### GOAL OF THE EXERCISE
Quote the records that follow in full and exactly; leave out the pictures.

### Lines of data
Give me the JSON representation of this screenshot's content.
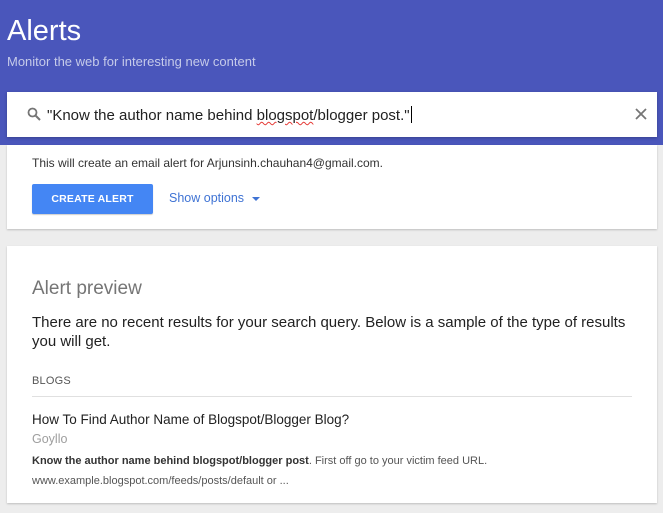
{
  "header": {
    "title": "Alerts",
    "subtitle": "Monitor the web for interesting new content",
    "background": "#4a56bb"
  },
  "search": {
    "query_before": "\"Know the author name behind ",
    "query_misspelled": "blogspot",
    "query_after": "/blogger post.\"",
    "search_icon": "search-icon",
    "clear_icon": "close-icon"
  },
  "create_card": {
    "email_note": "This will create an email alert for Arjunsinh.chauhan4@gmail.com.",
    "create_button_label": "CREATE ALERT",
    "show_options_label": "Show options",
    "accent": "#4486f4"
  },
  "preview": {
    "title": "Alert preview",
    "message": "There are no recent results for your search query. Below is a sample of the type of results you will get.",
    "section_label": "BLOGS",
    "result": {
      "title": "How To Find Author Name of Blogspot/Blogger Blog?",
      "source": "Goyllo",
      "snippet_bold": "Know the author name behind blogspot/blogger post",
      "snippet_rest": ". First off go to your victim feed URL.",
      "url_line": "www.example.blogspot.com/feeds/posts/default or ..."
    }
  }
}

### RESULT FOR THIS EXERCISE
Give me the JSON representation of this screenshot's content.
{
  "header": {
    "title": "Alerts",
    "subtitle": "Monitor the web for interesting new content",
    "background": "#4a56bb"
  },
  "search": {
    "query_before": "\"Know the author name behind ",
    "query_misspelled": "blogspot",
    "query_after": "/blogger post.\"",
    "search_icon": "search-icon",
    "clear_icon": "close-icon"
  },
  "create_card": {
    "email_note": "This will create an email alert for Arjunsinh.chauhan4@gmail.com.",
    "create_button_label": "CREATE ALERT",
    "show_options_label": "Show options",
    "accent": "#4486f4"
  },
  "preview": {
    "title": "Alert preview",
    "message": "There are no recent results for your search query. Below is a sample of the type of results you will get.",
    "section_label": "BLOGS",
    "result": {
      "title": "How To Find Author Name of Blogspot/Blogger Blog?",
      "source": "Goyllo",
      "snippet_bold": "Know the author name behind blogspot/blogger post",
      "snippet_rest": ". First off go to your victim feed URL.",
      "url_line": "www.example.blogspot.com/feeds/posts/default or ..."
    }
  }
}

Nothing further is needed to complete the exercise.